── Records for the exercise

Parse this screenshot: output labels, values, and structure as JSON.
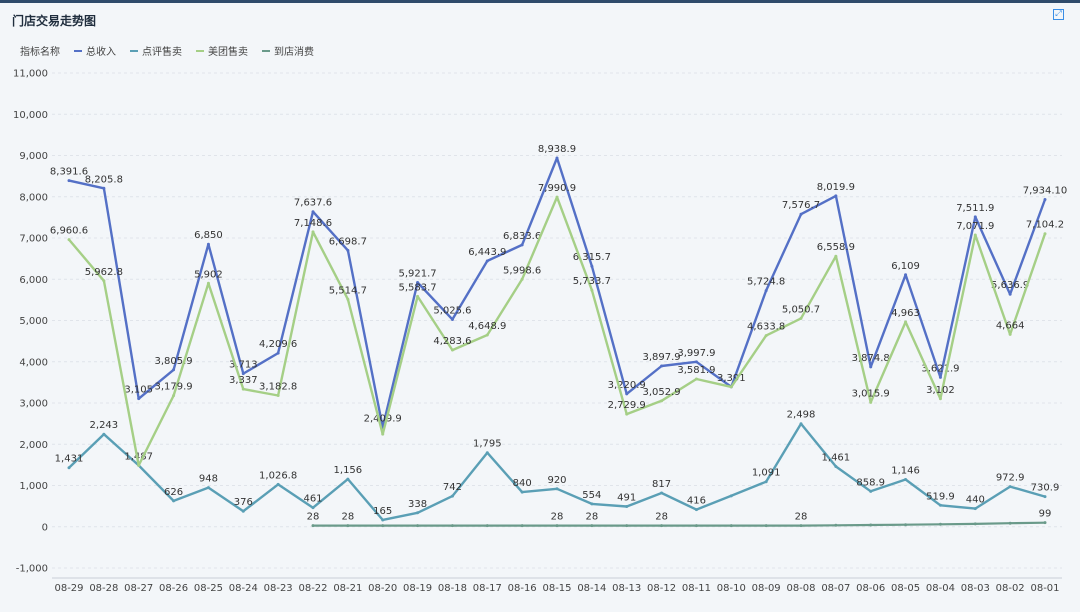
{
  "header": {
    "title": "门店交易走势图",
    "expand_icon": "expand-icon"
  },
  "legend": {
    "label": "指标名称"
  },
  "chart_data": {
    "type": "line",
    "categories": [
      "08-29",
      "08-28",
      "08-27",
      "08-26",
      "08-25",
      "08-24",
      "08-23",
      "08-22",
      "08-21",
      "08-20",
      "08-19",
      "08-18",
      "08-17",
      "08-16",
      "08-15",
      "08-14",
      "08-13",
      "08-12",
      "08-11",
      "08-10",
      "08-09",
      "08-08",
      "08-07",
      "08-06",
      "08-05",
      "08-04",
      "08-03",
      "08-02",
      "08-01"
    ],
    "ylim": [
      -1000,
      11000
    ],
    "yticks": [
      -1000,
      0,
      1000,
      2000,
      3000,
      4000,
      5000,
      6000,
      7000,
      8000,
      9000,
      10000,
      11000
    ],
    "ytick_labels": [
      "-1,000",
      "0",
      "1,000",
      "2,000",
      "3,000",
      "4,000",
      "5,000",
      "6,000",
      "7,000",
      "8,000",
      "9,000",
      "10,000",
      "11,000"
    ],
    "series": [
      {
        "name": "总收入",
        "color": "#5470c6",
        "values": [
          8391.6,
          8205.8,
          3105,
          3805.9,
          6850,
          3713,
          4209.6,
          7637.6,
          6698.7,
          2409.9,
          5921.7,
          5025.6,
          6443.9,
          6833.6,
          8938.9,
          6315.7,
          3220.9,
          3897.9,
          3997.9,
          3391,
          5724.8,
          7576.7,
          8019.9,
          3874.8,
          6109,
          3621.9,
          7511.9,
          5636.9,
          7934.1
        ],
        "labels": [
          "8,391.6",
          "8,205.8",
          "3,105",
          "3,805.9",
          "6,850",
          "3,713",
          "4,209.6",
          "7,637.6",
          "6,698.7",
          "2,409.9",
          "5,921.7",
          "5,025.6",
          "6,443.9",
          "6,833.6",
          "8,938.9",
          "6,315.7",
          "3,220.9",
          "3,897.9",
          "3,997.9",
          "3,391",
          "5,724.8",
          "7,576.7",
          "8,019.9",
          "3,874.8",
          "6,109",
          "3,621.9",
          "7,511.9",
          "5,636.9",
          "7,934.10"
        ]
      },
      {
        "name": "点评售卖",
        "color": "#5a9fb5",
        "values": [
          1431,
          2243,
          1487,
          626,
          948,
          376,
          1026.8,
          461,
          1156,
          165,
          338,
          742,
          1795,
          840,
          920,
          554,
          491,
          817,
          416,
          750,
          1091,
          2498,
          1461,
          858.9,
          1146,
          519.9,
          440,
          972.9,
          730.9
        ],
        "labels": [
          "1,431",
          "2,243",
          "1,487",
          "626",
          "948",
          "376",
          "1,026.8",
          "461",
          "1,156",
          "165",
          "338",
          "742",
          "1,795",
          "840",
          "920",
          "554",
          "491",
          "817",
          "416",
          "",
          "1,091",
          "2,498",
          "1,461",
          "858.9",
          "1,146",
          "519.9",
          "440",
          "972.9",
          "730.9"
        ]
      },
      {
        "name": "美团售卖",
        "color": "#a5cf86",
        "values": [
          6960.6,
          5962.8,
          1487,
          3179.9,
          5902,
          3337,
          3182.8,
          7148.6,
          5514.7,
          2244,
          5583.7,
          4283.6,
          4648.9,
          5998.6,
          7990.9,
          5733.7,
          2729.9,
          3052.9,
          3581.9,
          3391,
          4633.8,
          5050.7,
          6558.9,
          3015.9,
          4963,
          3102,
          7071.9,
          4664,
          7104.2
        ],
        "labels": [
          "6,960.6",
          "5,962.8",
          "",
          "3,179.9",
          "5,902",
          "3,337",
          "3,182.8",
          "7,148.6",
          "5,514.7",
          "",
          "5,583.7",
          "4,283.6",
          "4,648.9",
          "5,998.6",
          "7,990.9",
          "5,733.7",
          "2,729.9",
          "3,052.9",
          "3,581.9",
          "",
          "4,633.8",
          "5,050.7",
          "6,558.9",
          "3,015.9",
          "4,963",
          "3,102",
          "7,071.9",
          "4,664",
          "7,104.2"
        ]
      },
      {
        "name": "到店消费",
        "color": "#6a9a8a",
        "values": [
          null,
          null,
          null,
          null,
          null,
          null,
          null,
          28,
          28,
          28,
          28,
          28,
          28,
          28,
          28,
          28,
          28,
          28,
          28,
          28,
          28,
          28,
          35,
          42,
          50,
          60,
          70,
          85,
          99
        ],
        "labels": [
          "",
          "",
          "",
          "",
          "",
          "",
          "",
          "28",
          "28",
          "",
          "",
          "",
          "",
          "",
          "28",
          "28",
          "",
          "28",
          "",
          "",
          "",
          "28",
          "",
          "",
          "",
          "",
          "",
          "",
          "99"
        ]
      }
    ]
  }
}
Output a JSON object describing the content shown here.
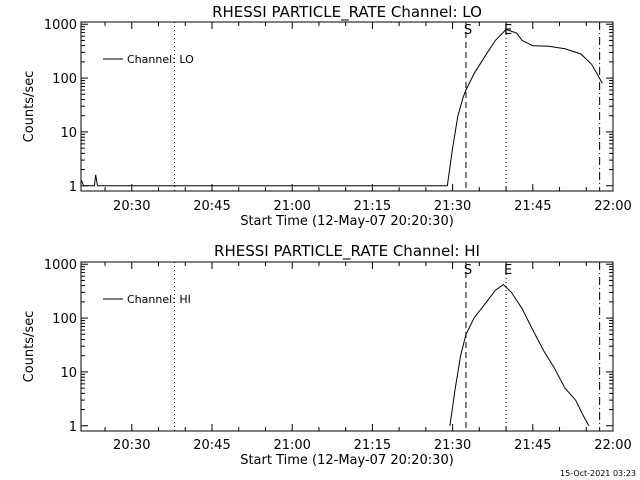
{
  "footer_timestamp": "15-Oct-2021 03:23",
  "chart_data": [
    {
      "type": "line",
      "title": "RHESSI PARTICLE_RATE Channel: LO",
      "xlabel": "Start Time (12-May-07 20:20:30)",
      "ylabel": "Counts/sec",
      "x_scale": "time",
      "y_scale": "log",
      "xlim": [
        "20:20:30",
        "22:00:00"
      ],
      "ylim": [
        0.8,
        1100
      ],
      "x_ticks": [
        "20:30",
        "20:45",
        "21:00",
        "21:15",
        "21:30",
        "21:45",
        "22:00"
      ],
      "y_ticks": [
        "1",
        "10",
        "100",
        "1000"
      ],
      "legend": "top-left",
      "series": [
        {
          "name": "Channel: LO",
          "x": [
            "20:20:30",
            "20:21:00",
            "20:21:30",
            "20:22:00",
            "20:23:00",
            "20:23:15",
            "20:23:35",
            "21:29:00",
            "21:30:00",
            "21:31:00",
            "21:32:00",
            "21:32:30",
            "21:34:00",
            "21:36:00",
            "21:38:00",
            "21:40:00",
            "21:42:00",
            "21:43:00",
            "21:45:00",
            "21:48:00",
            "21:51:00",
            "21:54:00",
            "21:56:00",
            "21:57:00",
            "21:58:00"
          ],
          "values": [
            1.3,
            1,
            1,
            1,
            1,
            1.6,
            1,
            1,
            5,
            20,
            45,
            60,
            120,
            250,
            500,
            800,
            680,
            500,
            400,
            390,
            350,
            280,
            180,
            120,
            80
          ]
        }
      ],
      "markers": [
        {
          "label": "S",
          "time": "21:32:30",
          "style": "dashed"
        },
        {
          "label": "E",
          "time": "21:40:00",
          "style": "dotted"
        },
        {
          "label": "",
          "time": "20:38:00",
          "style": "dotted"
        },
        {
          "label": "",
          "time": "21:57:30",
          "style": "dash-dot"
        }
      ]
    },
    {
      "type": "line",
      "title": "RHESSI PARTICLE_RATE Channel: HI",
      "xlabel": "Start Time (12-May-07 20:20:30)",
      "ylabel": "Counts/sec",
      "x_scale": "time",
      "y_scale": "log",
      "xlim": [
        "20:20:30",
        "22:00:00"
      ],
      "ylim": [
        0.8,
        1100
      ],
      "x_ticks": [
        "20:30",
        "20:45",
        "21:00",
        "21:15",
        "21:30",
        "21:45",
        "22:00"
      ],
      "y_ticks": [
        "1",
        "10",
        "100",
        "1000"
      ],
      "legend": "top-left",
      "series": [
        {
          "name": "Channel: HI",
          "x": [
            "21:29:30",
            "21:30:30",
            "21:31:30",
            "21:32:30",
            "21:34:00",
            "21:36:00",
            "21:38:00",
            "21:39:30",
            "21:41:00",
            "21:43:00",
            "21:45:00",
            "21:47:00",
            "21:49:00",
            "21:51:00",
            "21:53:00",
            "21:54:30",
            "21:55:30"
          ],
          "values": [
            1,
            5,
            20,
            50,
            100,
            180,
            330,
            420,
            300,
            150,
            60,
            25,
            12,
            5,
            3,
            1.5,
            1
          ]
        }
      ],
      "markers": [
        {
          "label": "S",
          "time": "21:32:30",
          "style": "dashed"
        },
        {
          "label": "E",
          "time": "21:40:00",
          "style": "dotted"
        },
        {
          "label": "",
          "time": "20:38:00",
          "style": "dotted"
        },
        {
          "label": "",
          "time": "21:57:30",
          "style": "dash-dot"
        }
      ]
    }
  ]
}
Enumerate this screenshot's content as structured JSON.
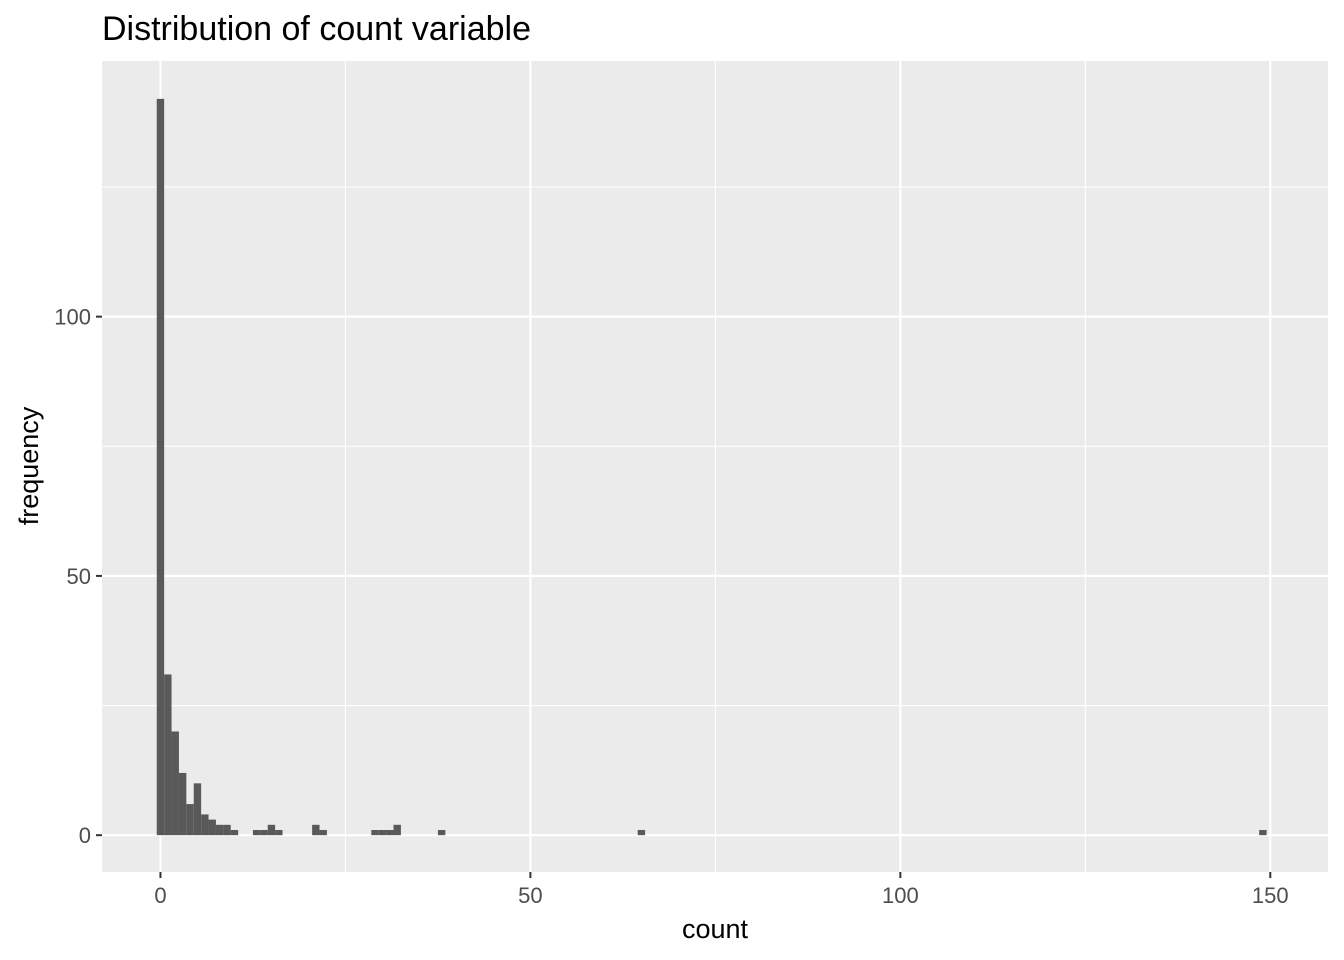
{
  "chart_data": {
    "type": "bar",
    "title": "Distribution of count variable",
    "xlabel": "count",
    "ylabel": "frequency",
    "xlim": [
      -7.9,
      157.8
    ],
    "ylim": [
      -7.1,
      149.3
    ],
    "x_ticks": [
      0,
      50,
      100,
      150
    ],
    "x_tick_labels": [
      "0",
      "50",
      "100",
      "150"
    ],
    "x_minor_ticks": [
      25,
      75,
      125
    ],
    "y_ticks": [
      0,
      50,
      100
    ],
    "y_tick_labels": [
      "0",
      "50",
      "100"
    ],
    "y_minor_ticks": [
      25,
      75,
      125
    ],
    "bin_width": 1,
    "x": [
      0,
      1,
      2,
      3,
      4,
      5,
      6,
      7,
      8,
      9,
      10,
      13,
      14,
      15,
      16,
      21,
      22,
      29,
      30,
      31,
      32,
      38,
      65,
      149
    ],
    "values": [
      142,
      31,
      20,
      12,
      6,
      10,
      4,
      3,
      2,
      2,
      1,
      1,
      1,
      2,
      1,
      2,
      1,
      1,
      1,
      1,
      2,
      1,
      1,
      1
    ],
    "grid": true,
    "colors": {
      "bar_fill": "#595959",
      "panel_background": "#ebebeb",
      "grid_line": "#ffffff",
      "tick_text": "#4d4d4d",
      "tick_mark": "#333333"
    }
  }
}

────

Go through the records and copy each line with "name" in it.

        "name": "总收入",
        "name": "点评售卖",
        "name": "美团售卖",
        "name": "到店消费",
          "name": "Channel: LO",
          "name": "Channel: HI",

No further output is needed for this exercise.